Data entries for graphics:
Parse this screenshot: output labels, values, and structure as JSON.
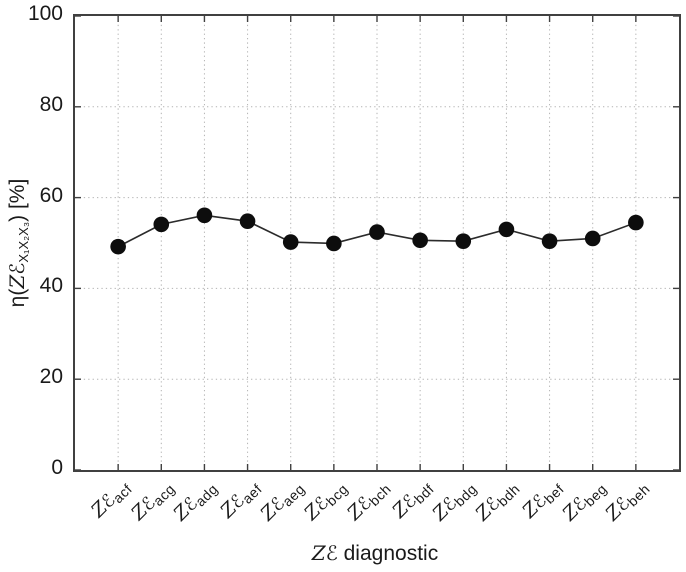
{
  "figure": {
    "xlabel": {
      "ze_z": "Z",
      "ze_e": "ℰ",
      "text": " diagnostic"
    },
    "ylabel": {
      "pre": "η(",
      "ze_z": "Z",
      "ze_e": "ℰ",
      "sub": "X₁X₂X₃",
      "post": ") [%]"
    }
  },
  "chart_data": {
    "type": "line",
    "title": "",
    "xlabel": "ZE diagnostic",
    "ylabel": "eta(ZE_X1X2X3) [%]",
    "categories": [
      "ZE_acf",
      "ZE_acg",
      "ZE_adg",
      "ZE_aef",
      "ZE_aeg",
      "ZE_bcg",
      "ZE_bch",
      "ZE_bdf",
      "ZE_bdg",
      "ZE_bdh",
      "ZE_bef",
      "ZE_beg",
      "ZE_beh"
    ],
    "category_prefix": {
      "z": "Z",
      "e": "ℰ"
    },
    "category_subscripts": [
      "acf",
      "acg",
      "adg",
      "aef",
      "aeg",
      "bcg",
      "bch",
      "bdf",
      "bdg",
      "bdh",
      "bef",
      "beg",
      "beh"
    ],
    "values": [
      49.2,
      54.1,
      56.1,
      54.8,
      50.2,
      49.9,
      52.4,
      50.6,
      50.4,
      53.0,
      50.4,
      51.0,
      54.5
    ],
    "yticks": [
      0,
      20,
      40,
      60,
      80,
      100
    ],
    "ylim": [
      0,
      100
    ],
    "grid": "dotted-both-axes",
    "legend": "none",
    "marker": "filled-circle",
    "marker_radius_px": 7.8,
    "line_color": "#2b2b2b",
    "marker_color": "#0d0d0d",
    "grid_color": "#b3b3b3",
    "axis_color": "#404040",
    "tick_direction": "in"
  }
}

**Exercise task:**
Each record must be quoted in full and exactly. Do not include the pictures.

**Response to this exercise:**
Parse this screenshot: output labels, values, and structure as JSON.
{
  "figure": {
    "xlabel": {
      "ze_z": "Z",
      "ze_e": "ℰ",
      "text": " diagnostic"
    },
    "ylabel": {
      "pre": "η(",
      "ze_z": "Z",
      "ze_e": "ℰ",
      "sub": "X₁X₂X₃",
      "post": ") [%]"
    }
  },
  "chart_data": {
    "type": "line",
    "title": "",
    "xlabel": "ZE diagnostic",
    "ylabel": "eta(ZE_X1X2X3) [%]",
    "categories": [
      "ZE_acf",
      "ZE_acg",
      "ZE_adg",
      "ZE_aef",
      "ZE_aeg",
      "ZE_bcg",
      "ZE_bch",
      "ZE_bdf",
      "ZE_bdg",
      "ZE_bdh",
      "ZE_bef",
      "ZE_beg",
      "ZE_beh"
    ],
    "category_prefix": {
      "z": "Z",
      "e": "ℰ"
    },
    "category_subscripts": [
      "acf",
      "acg",
      "adg",
      "aef",
      "aeg",
      "bcg",
      "bch",
      "bdf",
      "bdg",
      "bdh",
      "bef",
      "beg",
      "beh"
    ],
    "values": [
      49.2,
      54.1,
      56.1,
      54.8,
      50.2,
      49.9,
      52.4,
      50.6,
      50.4,
      53.0,
      50.4,
      51.0,
      54.5
    ],
    "yticks": [
      0,
      20,
      40,
      60,
      80,
      100
    ],
    "ylim": [
      0,
      100
    ],
    "grid": "dotted-both-axes",
    "legend": "none",
    "marker": "filled-circle",
    "marker_radius_px": 7.8,
    "line_color": "#2b2b2b",
    "marker_color": "#0d0d0d",
    "grid_color": "#b3b3b3",
    "axis_color": "#404040",
    "tick_direction": "in"
  }
}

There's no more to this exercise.